Items listed in a dataset
= = = = =
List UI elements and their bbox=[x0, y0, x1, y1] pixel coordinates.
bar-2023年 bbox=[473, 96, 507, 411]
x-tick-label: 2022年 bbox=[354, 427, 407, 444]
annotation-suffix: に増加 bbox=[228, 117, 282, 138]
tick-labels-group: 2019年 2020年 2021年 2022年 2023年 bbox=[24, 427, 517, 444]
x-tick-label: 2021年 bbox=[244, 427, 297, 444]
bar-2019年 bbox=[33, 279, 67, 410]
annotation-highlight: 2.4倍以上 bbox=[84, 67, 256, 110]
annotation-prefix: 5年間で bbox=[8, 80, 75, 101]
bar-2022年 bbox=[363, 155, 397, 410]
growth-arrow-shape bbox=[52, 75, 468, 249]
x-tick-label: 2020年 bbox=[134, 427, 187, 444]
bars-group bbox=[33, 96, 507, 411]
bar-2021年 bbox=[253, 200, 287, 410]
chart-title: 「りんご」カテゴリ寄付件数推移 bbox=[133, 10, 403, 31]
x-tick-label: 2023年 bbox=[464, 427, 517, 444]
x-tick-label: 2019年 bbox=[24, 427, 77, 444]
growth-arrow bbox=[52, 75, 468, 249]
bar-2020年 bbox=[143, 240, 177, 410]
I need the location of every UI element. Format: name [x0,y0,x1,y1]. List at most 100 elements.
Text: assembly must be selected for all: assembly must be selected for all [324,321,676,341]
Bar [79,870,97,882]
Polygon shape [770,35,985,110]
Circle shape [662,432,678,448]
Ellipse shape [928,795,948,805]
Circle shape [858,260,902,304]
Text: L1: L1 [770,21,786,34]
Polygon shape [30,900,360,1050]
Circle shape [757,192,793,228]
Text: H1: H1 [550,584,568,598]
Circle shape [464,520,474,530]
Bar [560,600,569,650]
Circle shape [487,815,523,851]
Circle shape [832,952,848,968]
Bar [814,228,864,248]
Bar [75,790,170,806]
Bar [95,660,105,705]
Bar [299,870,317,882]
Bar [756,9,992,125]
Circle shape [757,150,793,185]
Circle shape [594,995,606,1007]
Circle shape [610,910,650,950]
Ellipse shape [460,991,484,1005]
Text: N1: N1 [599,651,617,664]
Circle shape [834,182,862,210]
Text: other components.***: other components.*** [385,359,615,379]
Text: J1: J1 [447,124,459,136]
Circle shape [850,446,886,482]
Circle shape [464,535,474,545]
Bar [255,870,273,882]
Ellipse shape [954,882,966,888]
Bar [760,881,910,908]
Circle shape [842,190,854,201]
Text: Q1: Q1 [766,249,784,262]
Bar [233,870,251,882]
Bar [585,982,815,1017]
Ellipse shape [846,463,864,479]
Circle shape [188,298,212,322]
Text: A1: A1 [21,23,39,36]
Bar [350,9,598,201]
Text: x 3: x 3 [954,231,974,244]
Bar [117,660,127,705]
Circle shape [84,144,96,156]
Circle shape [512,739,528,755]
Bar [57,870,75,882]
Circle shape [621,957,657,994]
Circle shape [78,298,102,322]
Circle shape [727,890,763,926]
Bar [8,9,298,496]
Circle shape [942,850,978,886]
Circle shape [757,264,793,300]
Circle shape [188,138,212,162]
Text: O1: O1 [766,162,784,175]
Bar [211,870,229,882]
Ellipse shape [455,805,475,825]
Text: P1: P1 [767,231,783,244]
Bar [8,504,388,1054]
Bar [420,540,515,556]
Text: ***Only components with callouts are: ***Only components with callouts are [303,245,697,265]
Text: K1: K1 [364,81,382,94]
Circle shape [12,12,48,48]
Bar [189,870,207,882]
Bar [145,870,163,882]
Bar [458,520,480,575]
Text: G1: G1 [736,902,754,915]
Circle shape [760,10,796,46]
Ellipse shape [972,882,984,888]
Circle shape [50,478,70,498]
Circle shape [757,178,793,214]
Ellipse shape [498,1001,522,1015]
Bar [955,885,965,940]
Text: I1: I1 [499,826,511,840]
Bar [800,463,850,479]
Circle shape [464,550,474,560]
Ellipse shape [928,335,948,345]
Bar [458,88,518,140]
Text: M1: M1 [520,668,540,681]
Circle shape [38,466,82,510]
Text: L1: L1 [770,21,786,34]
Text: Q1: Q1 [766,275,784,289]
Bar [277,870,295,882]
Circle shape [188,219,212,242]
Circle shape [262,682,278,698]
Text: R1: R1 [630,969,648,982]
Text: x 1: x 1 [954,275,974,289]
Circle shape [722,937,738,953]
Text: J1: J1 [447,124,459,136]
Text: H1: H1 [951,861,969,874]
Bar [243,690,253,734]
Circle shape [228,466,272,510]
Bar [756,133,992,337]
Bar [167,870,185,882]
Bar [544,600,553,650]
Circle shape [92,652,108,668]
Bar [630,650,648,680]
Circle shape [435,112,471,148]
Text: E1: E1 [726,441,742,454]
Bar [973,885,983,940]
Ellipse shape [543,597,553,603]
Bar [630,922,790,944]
= = = = =
Return every line from the data above that contains the word "components", copying each line in full.

Text: other components.***: other components.*** [385,359,615,379]
Text: ***Only components with callouts are: ***Only components with callouts are [303,245,697,265]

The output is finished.